Rows from a dataset
-=-=-=-=-

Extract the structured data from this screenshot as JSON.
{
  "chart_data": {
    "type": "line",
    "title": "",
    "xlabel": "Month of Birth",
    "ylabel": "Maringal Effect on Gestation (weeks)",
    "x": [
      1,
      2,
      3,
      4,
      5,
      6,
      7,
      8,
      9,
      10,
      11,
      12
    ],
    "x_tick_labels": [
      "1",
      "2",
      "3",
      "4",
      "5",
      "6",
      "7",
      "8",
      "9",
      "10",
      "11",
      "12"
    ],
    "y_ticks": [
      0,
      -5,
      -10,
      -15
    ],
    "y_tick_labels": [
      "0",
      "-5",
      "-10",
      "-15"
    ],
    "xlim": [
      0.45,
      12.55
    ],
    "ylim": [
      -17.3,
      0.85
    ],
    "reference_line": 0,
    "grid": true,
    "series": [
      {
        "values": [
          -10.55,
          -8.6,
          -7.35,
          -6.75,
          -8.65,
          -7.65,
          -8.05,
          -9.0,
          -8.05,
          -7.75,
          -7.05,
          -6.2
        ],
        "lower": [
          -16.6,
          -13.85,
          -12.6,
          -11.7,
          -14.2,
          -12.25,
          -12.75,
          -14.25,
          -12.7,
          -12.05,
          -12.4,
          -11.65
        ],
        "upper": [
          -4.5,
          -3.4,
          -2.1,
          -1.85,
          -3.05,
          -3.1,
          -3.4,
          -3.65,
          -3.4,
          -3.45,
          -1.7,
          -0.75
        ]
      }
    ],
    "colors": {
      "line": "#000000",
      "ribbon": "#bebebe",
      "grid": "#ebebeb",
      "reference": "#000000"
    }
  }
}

-=-=-=-=-

### What is being asked
Faithfully copy every entry, leaving nothing out.

### Reply to the exercise
Extract the structured data from this screenshot as JSON.
{
  "chart_data": {
    "type": "line",
    "title": "",
    "xlabel": "Month of Birth",
    "ylabel": "Maringal Effect on Gestation (weeks)",
    "x": [
      1,
      2,
      3,
      4,
      5,
      6,
      7,
      8,
      9,
      10,
      11,
      12
    ],
    "x_tick_labels": [
      "1",
      "2",
      "3",
      "4",
      "5",
      "6",
      "7",
      "8",
      "9",
      "10",
      "11",
      "12"
    ],
    "y_ticks": [
      0,
      -5,
      -10,
      -15
    ],
    "y_tick_labels": [
      "0",
      "-5",
      "-10",
      "-15"
    ],
    "xlim": [
      0.45,
      12.55
    ],
    "ylim": [
      -17.3,
      0.85
    ],
    "reference_line": 0,
    "grid": true,
    "series": [
      {
        "values": [
          -10.55,
          -8.6,
          -7.35,
          -6.75,
          -8.65,
          -7.65,
          -8.05,
          -9.0,
          -8.05,
          -7.75,
          -7.05,
          -6.2
        ],
        "lower": [
          -16.6,
          -13.85,
          -12.6,
          -11.7,
          -14.2,
          -12.25,
          -12.75,
          -14.25,
          -12.7,
          -12.05,
          -12.4,
          -11.65
        ],
        "upper": [
          -4.5,
          -3.4,
          -2.1,
          -1.85,
          -3.05,
          -3.1,
          -3.4,
          -3.65,
          -3.4,
          -3.45,
          -1.7,
          -0.75
        ]
      }
    ],
    "colors": {
      "line": "#000000",
      "ribbon": "#bebebe",
      "grid": "#ebebeb",
      "reference": "#000000"
    }
  }
}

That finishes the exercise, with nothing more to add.